** Task brief **
Leave out the pictures and restate the rest of the data exactly.

--- Excerpted data ---

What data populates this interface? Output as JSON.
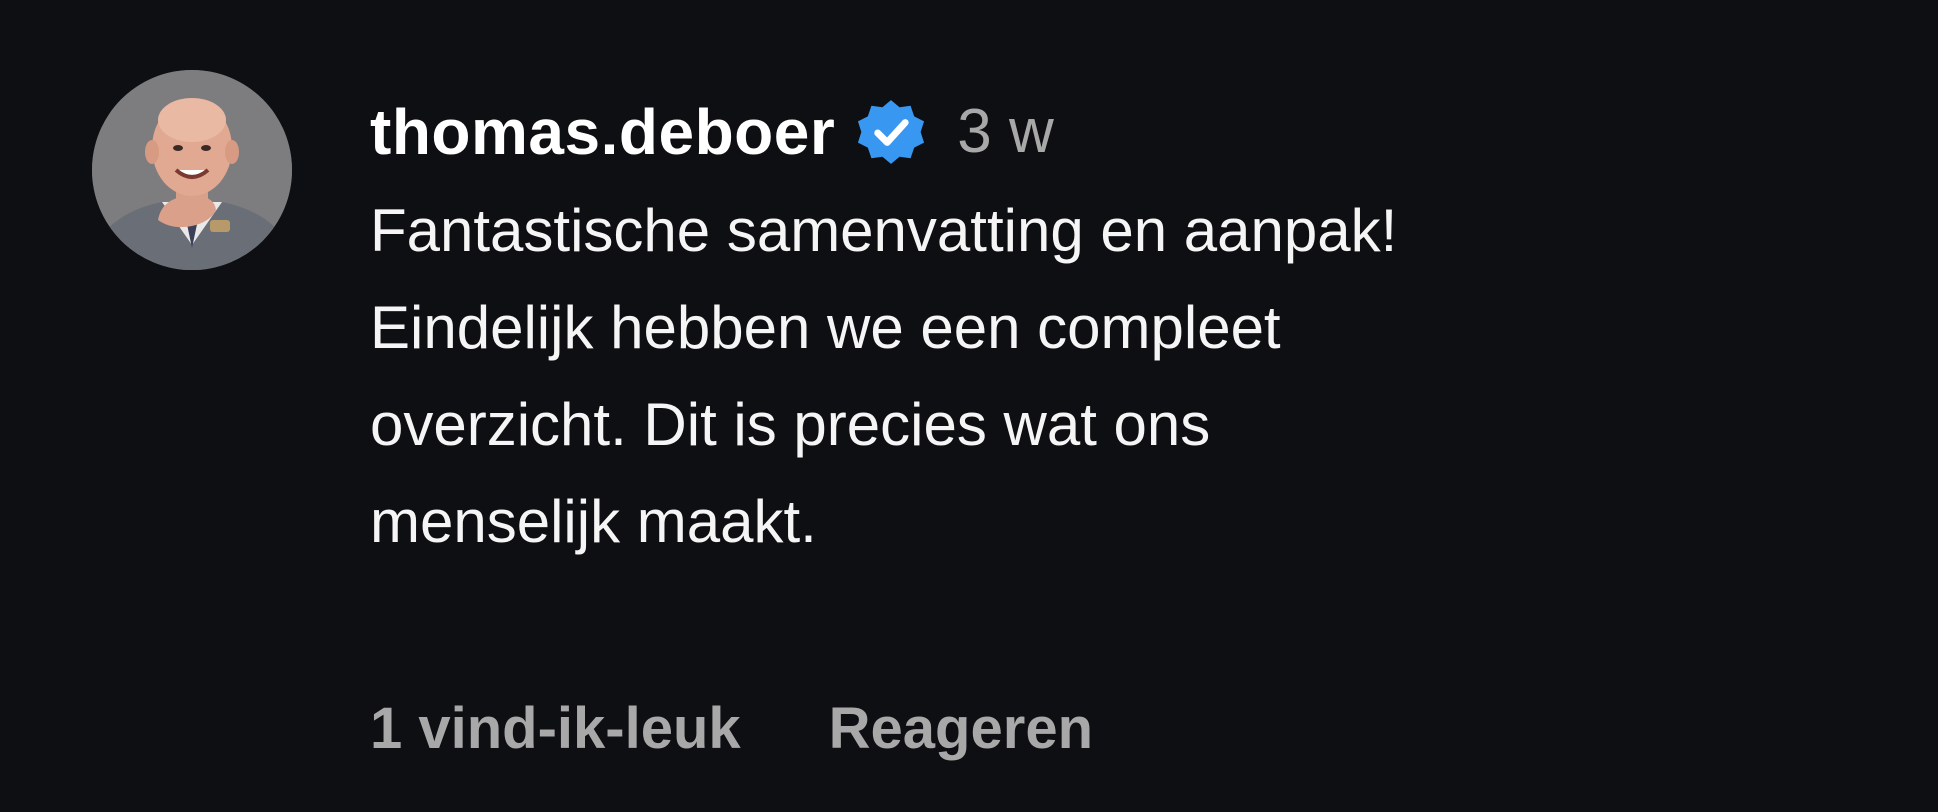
{
  "comment": {
    "avatar_icon": "profile-photo",
    "username": "thomas.deboer",
    "verified_icon": "verified-badge-icon",
    "verified_color": "#3897f0",
    "timestamp": "3 w",
    "text": "Fantastische samenvatting en aanpak!\nEindelijk hebben we een compleet\noverzicht. Dit is precies wat ons\nmenselijk maakt.",
    "likes_label": "1 vind-ik-leuk",
    "reply_label": "Reageren"
  },
  "colors": {
    "background": "#0e0f13",
    "primary_text": "#ffffff",
    "secondary_text": "#a8a8a8"
  }
}
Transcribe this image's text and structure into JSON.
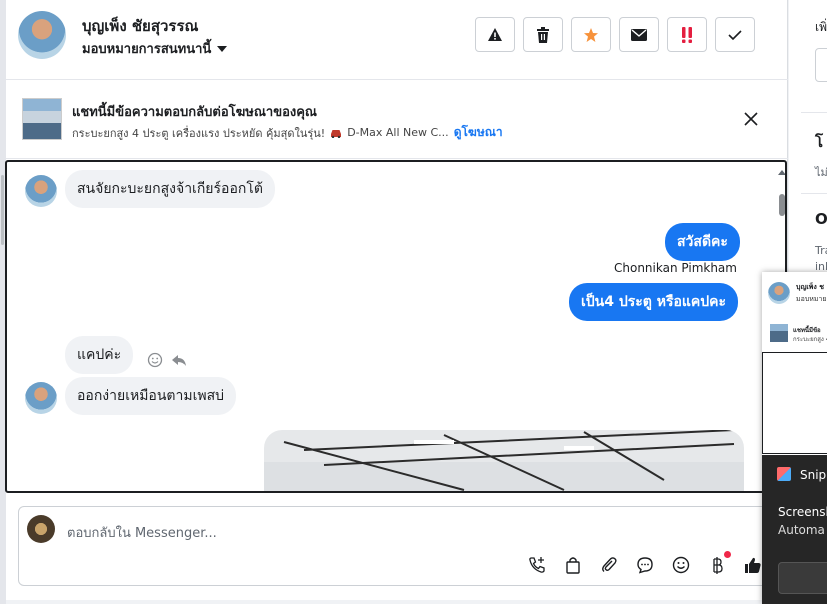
{
  "header": {
    "contact_name": "บุญเพ็ง ชัยสุวรรณ",
    "assign_label": "มอบหมายการสนทนานี้",
    "tools": [
      {
        "name": "report-spam-button",
        "icon": "warning-icon"
      },
      {
        "name": "delete-button",
        "icon": "trash-icon"
      },
      {
        "name": "star-button",
        "icon": "star-icon",
        "color": "#f7923b"
      },
      {
        "name": "mark-unread-button",
        "icon": "envelope-icon"
      },
      {
        "name": "follow-up-button",
        "icon": "double-exclamation-icon",
        "color": "#e41e3f"
      },
      {
        "name": "mark-done-button",
        "icon": "check-icon"
      }
    ]
  },
  "banner": {
    "title": "แชทนี้มีข้อความตอบกลับต่อโฆษณาของคุณ",
    "subtitle": "กระบะยกสูง 4 ประตู เครื่องแรง ประหยัด คุ้มสุดในรุ่น!",
    "ad_name": "D-Max All New C...",
    "link": "ดูโฆษณา"
  },
  "conversation": {
    "messages": [
      {
        "from": "contact",
        "text": "สนจัยกะบะยกสูงจ้าเกียร์ออกโต้"
      },
      {
        "from": "page",
        "text": "สวัสดีคะ"
      },
      {
        "from": "page",
        "sender": "Chonnikan Pimkham",
        "text": "เป็น4 ประตู หรือแคปคะ"
      },
      {
        "from": "contact",
        "text": "แคปค่ะ"
      },
      {
        "from": "contact",
        "text": "ออกง่ายเหมือนตามเพสบ่"
      }
    ]
  },
  "composer": {
    "placeholder": "ตอบกลับใน Messenger...",
    "icons": [
      "call-add-icon",
      "shopping-bag-icon",
      "attachment-icon",
      "saved-reply-icon",
      "emoji-icon",
      "baht-payment-icon",
      "thumbs-up-icon"
    ]
  },
  "right_panel": {
    "item1": "เพิ่",
    "item2": "โ",
    "item3": "ไม่",
    "item4": "O",
    "item5": "Tra",
    "item6": "inl"
  },
  "popup": {
    "name": "บุญเพ็ง ช",
    "sub": "มอบหมายก",
    "ad_title": "แชทนี้มีข้อ",
    "ad_sub": "กระบะยกสูง 4"
  },
  "toast": {
    "app": "Snip",
    "title": "Screensh",
    "subtitle": "Automa"
  }
}
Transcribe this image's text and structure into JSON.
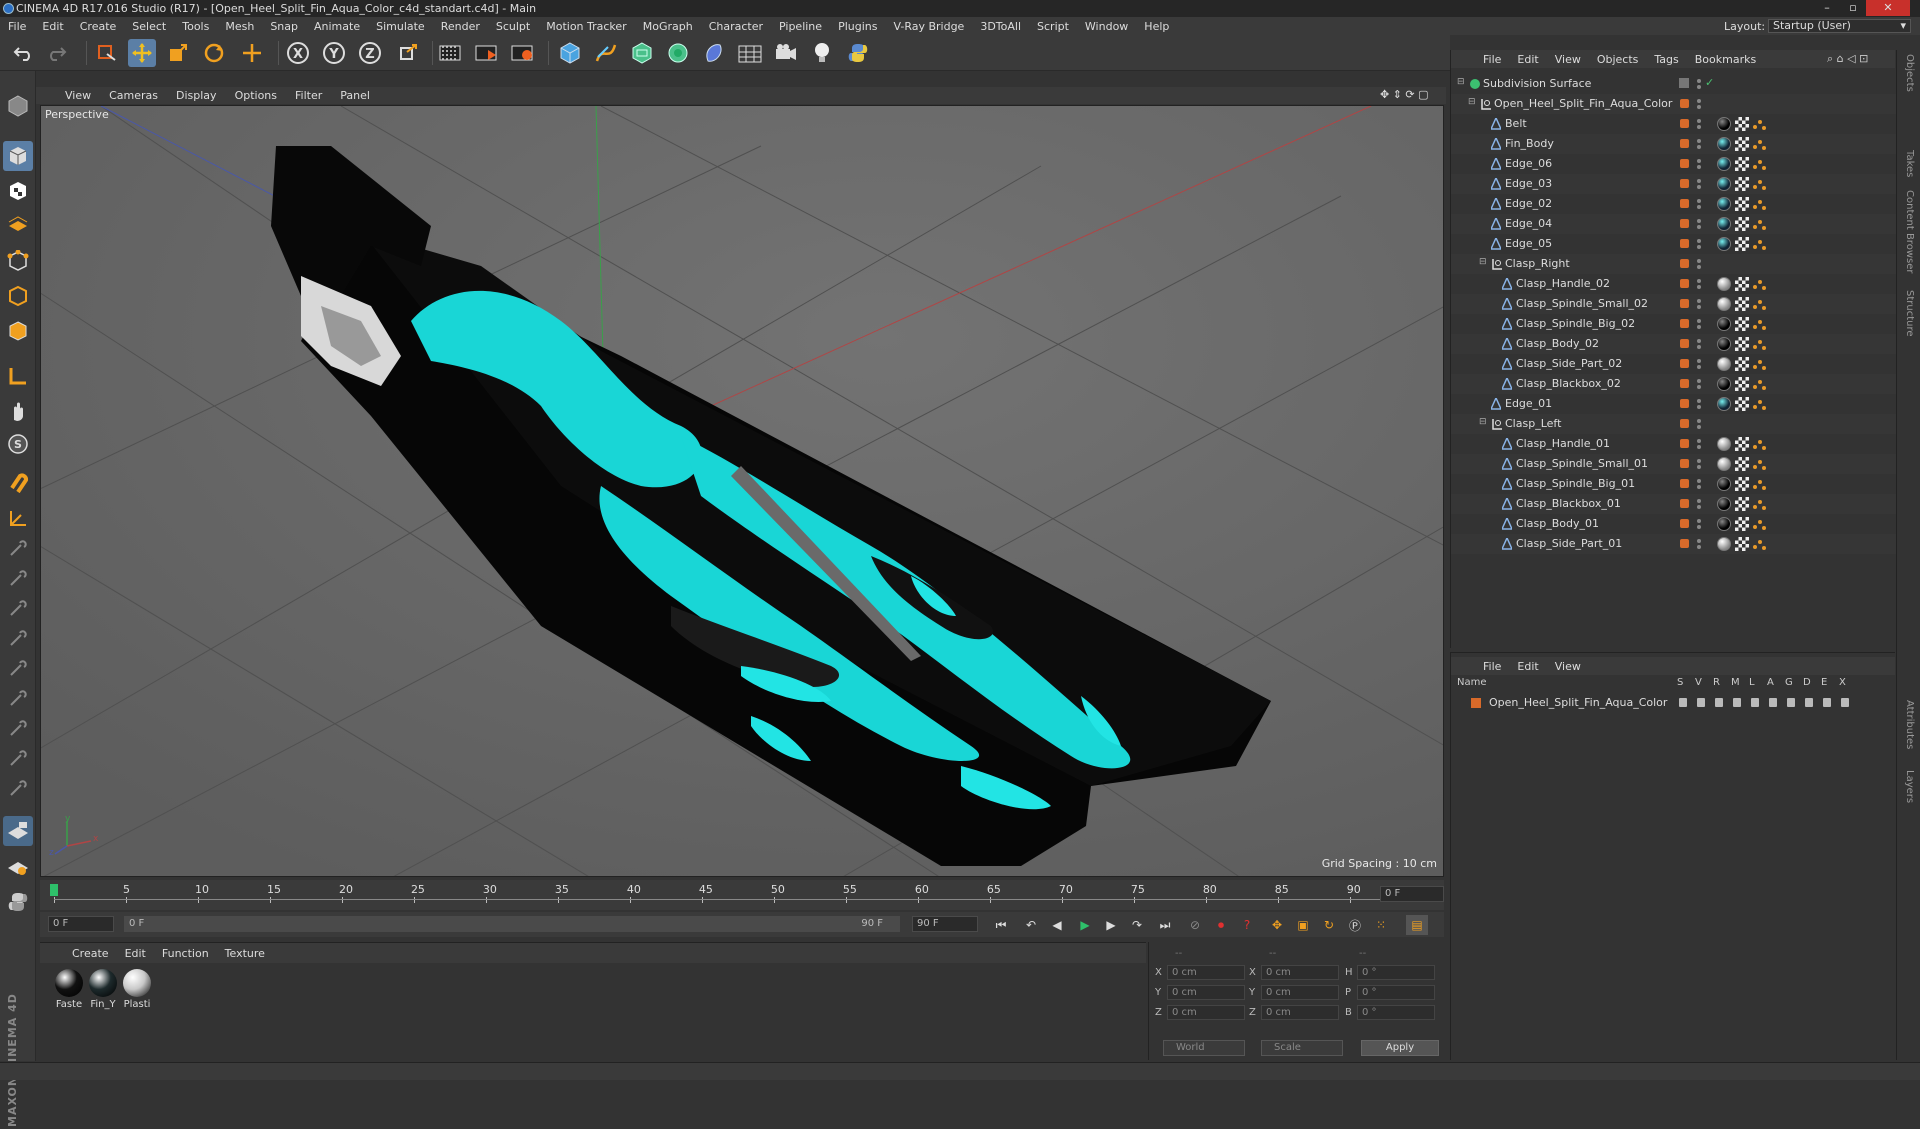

---

** Finished exercise **
What data populates this interface? Output as JSON.
{
  "comment": {
    "avatar_icon": "profile-photo",
    "username": "thomas.deboer",
    "verified_icon": "verified-badge-icon",
    "verified_color": "#3897f0",
    "timestamp": "3 w",
    "text": "Fantastische samenvatting en aanpak!\nEindelijk hebben we een compleet\noverzicht. Dit is precies wat ons\nmenselijk maakt.",
    "likes_label": "1 vind-ik-leuk",
    "reply_label": "Reageren"
  },
  "colors": {
    "background": "#0e0f13",
    "primary_text": "#ffffff",
    "secondary_text": "#a8a8a8"
  }
}
Transcribe this image's text and structure into JSON.
{
  "header": {
    "contact_name": "บุญเพ็ง ชัยสุวรรณ",
    "assign_label": "มอบหมายการสนทนานี้",
    "tools": [
      {
        "name": "report-spam-button",
        "icon": "warning-icon"
      },
      {
        "name": "delete-button",
        "icon": "trash-icon"
      },
      {
        "name": "star-button",
        "icon": "star-icon",
        "color": "#f7923b"
      },
      {
        "name": "mark-unread-button",
        "icon": "envelope-icon"
      },
      {
        "name": "follow-up-button",
        "icon": "double-exclamation-icon",
        "color": "#e41e3f"
      },
      {
        "name": "mark-done-button",
        "icon": "check-icon"
      }
    ]
  },
  "banner": {
    "title": "แชทนี้มีข้อความตอบกลับต่อโฆษณาของคุณ",
    "subtitle": "กระบะยกสูง 4 ประตู เครื่องแรง ประหยัด คุ้มสุดในรุ่น!",
    "ad_name": "D-Max All New C...",
    "link": "ดูโฆษณา"
  },
  "conversation": {
    "messages": [
      {
        "from": "contact",
        "text": "สนจัยกะบะยกสูงจ้าเกียร์ออกโต้"
      },
      {
        "from": "page",
        "text": "สวัสดีคะ"
      },
      {
        "from": "page",
        "sender": "Chonnikan Pimkham",
        "text": "เป็น4 ประตู หรือแคปคะ"
      },
      {
        "from": "contact",
        "text": "แคปค่ะ"
      },
      {
        "from": "contact",
        "text": "ออกง่ายเหมือนตามเพสบ่"
      }
    ]
  },
  "composer": {
    "placeholder": "ตอบกลับใน Messenger...",
    "icons": [
      "call-add-icon",
      "shopping-bag-icon",
      "attachment-icon",
      "saved-reply-icon",
      "emoji-icon",
      "baht-payment-icon",
      "thumbs-up-icon"
    ]
  },
  "right_panel": {
    "item1": "เพิ่",
    "item2": "โ",
    "item3": "ไม่",
    "item4": "O",
    "item5": "Tra",
    "item6": "inl"
  },
  "popup": {
    "name": "บุญเพ็ง ช",
    "sub": "มอบหมายก",
    "ad_title": "แชทนี้มีข้อ",
    "ad_sub": "กระบะยกสูง 4"
  },
  "toast": {
    "app": "Snip",
    "title": "Screensh",
    "subtitle": "Automa"
  }
}
Transcribe this image's text and structure into JSON.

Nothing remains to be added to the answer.